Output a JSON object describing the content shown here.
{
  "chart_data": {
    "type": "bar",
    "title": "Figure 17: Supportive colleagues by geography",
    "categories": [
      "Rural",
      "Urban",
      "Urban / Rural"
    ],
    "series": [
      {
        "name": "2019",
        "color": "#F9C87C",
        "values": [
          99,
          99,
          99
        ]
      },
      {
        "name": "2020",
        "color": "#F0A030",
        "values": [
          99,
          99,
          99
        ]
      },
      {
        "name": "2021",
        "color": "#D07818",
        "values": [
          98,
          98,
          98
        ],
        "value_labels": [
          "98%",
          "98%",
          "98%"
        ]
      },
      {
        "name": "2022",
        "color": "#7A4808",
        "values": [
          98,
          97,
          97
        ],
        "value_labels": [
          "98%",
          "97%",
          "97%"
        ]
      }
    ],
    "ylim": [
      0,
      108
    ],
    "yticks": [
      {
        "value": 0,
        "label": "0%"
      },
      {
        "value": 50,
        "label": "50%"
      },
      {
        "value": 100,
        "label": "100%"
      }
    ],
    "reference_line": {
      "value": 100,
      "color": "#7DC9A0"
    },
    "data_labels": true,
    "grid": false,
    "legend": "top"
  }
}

——————

Short problem - For the entries above, count the lines that contain the string "color", and state that number without further comment.

Solution to this task - 5